Items from a dataset:

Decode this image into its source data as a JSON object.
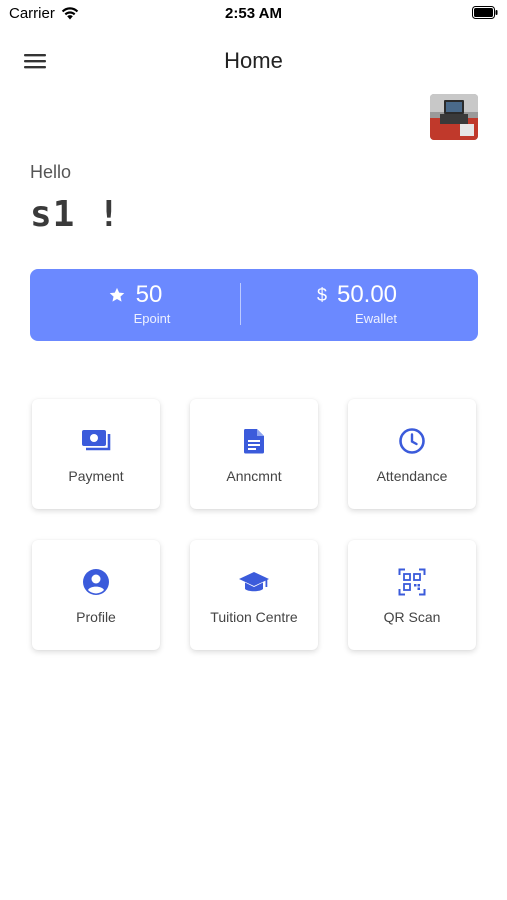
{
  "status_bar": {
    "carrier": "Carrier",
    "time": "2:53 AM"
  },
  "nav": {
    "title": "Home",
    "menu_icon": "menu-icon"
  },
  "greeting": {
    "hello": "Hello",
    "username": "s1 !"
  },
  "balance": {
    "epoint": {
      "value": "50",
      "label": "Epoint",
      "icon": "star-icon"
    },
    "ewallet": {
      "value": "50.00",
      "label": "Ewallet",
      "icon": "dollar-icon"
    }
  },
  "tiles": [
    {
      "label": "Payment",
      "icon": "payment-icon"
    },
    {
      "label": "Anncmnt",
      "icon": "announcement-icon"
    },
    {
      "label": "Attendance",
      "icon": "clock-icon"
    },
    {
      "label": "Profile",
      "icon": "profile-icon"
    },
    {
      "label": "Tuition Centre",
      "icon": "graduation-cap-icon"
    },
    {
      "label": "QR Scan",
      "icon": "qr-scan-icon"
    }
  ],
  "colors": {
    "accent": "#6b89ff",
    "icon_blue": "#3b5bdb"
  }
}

...

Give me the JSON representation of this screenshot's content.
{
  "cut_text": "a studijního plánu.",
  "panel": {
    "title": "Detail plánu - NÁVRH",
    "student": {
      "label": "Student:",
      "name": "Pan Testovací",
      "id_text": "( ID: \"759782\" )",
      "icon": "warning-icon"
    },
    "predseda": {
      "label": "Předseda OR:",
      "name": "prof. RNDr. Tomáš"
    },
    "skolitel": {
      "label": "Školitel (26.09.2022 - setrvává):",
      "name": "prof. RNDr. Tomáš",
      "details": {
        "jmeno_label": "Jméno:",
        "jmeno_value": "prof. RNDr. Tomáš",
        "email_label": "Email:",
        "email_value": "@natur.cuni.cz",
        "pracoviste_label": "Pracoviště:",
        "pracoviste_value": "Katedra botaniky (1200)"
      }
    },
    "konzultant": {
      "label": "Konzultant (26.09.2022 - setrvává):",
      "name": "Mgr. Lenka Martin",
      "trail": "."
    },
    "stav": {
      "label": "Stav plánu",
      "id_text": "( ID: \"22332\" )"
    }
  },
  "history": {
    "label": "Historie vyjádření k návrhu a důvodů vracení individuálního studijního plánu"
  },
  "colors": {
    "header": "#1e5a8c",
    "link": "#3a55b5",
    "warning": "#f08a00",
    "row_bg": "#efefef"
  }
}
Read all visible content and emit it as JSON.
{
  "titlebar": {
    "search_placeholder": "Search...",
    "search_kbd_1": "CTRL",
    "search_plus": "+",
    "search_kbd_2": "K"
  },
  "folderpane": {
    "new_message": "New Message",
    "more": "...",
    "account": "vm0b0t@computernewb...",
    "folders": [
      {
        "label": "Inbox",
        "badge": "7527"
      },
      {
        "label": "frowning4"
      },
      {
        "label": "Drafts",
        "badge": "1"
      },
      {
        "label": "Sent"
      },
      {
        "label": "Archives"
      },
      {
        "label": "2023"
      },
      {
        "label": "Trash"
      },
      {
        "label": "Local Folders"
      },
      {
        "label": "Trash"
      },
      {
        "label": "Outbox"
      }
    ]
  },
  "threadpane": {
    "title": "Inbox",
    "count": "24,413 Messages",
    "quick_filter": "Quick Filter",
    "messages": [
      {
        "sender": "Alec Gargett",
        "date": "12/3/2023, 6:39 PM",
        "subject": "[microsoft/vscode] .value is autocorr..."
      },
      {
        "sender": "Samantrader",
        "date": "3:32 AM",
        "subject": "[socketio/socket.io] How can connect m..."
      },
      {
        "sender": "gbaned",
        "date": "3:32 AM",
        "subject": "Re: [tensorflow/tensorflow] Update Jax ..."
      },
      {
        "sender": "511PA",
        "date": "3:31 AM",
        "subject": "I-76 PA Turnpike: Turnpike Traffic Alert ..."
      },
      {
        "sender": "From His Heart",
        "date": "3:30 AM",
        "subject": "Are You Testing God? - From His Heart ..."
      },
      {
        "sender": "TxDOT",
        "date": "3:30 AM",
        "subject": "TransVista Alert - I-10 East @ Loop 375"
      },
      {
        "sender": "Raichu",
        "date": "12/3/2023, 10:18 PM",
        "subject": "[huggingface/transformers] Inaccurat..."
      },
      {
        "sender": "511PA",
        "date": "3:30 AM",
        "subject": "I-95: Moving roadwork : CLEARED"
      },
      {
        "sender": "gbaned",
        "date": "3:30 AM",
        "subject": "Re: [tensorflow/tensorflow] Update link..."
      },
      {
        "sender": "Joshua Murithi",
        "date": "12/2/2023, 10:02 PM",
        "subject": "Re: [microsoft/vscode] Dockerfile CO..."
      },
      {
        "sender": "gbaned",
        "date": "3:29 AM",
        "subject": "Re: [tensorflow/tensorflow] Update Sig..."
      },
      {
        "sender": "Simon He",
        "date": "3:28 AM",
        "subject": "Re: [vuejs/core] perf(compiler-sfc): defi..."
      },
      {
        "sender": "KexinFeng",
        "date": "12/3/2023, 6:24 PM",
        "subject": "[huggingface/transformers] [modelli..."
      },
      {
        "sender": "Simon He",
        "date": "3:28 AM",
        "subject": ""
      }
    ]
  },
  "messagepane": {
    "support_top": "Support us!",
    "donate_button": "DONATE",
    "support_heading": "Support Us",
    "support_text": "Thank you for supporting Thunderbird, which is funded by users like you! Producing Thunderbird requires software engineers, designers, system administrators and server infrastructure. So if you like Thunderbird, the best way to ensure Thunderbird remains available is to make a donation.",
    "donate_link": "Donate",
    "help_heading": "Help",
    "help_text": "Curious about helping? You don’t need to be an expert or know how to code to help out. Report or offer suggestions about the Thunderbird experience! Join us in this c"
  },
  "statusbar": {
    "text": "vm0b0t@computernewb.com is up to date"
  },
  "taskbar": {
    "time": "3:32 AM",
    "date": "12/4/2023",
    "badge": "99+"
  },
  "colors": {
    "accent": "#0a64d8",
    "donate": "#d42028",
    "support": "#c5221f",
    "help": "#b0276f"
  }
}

JOB. Which lines hold the string "studijního"? List them all.

RESULT OF THE EXERCISE.
  "cut_text": "a studijního plánu.",
    "label": "Historie vyjádření k návrhu a důvodů vracení individuálního studijního plánu"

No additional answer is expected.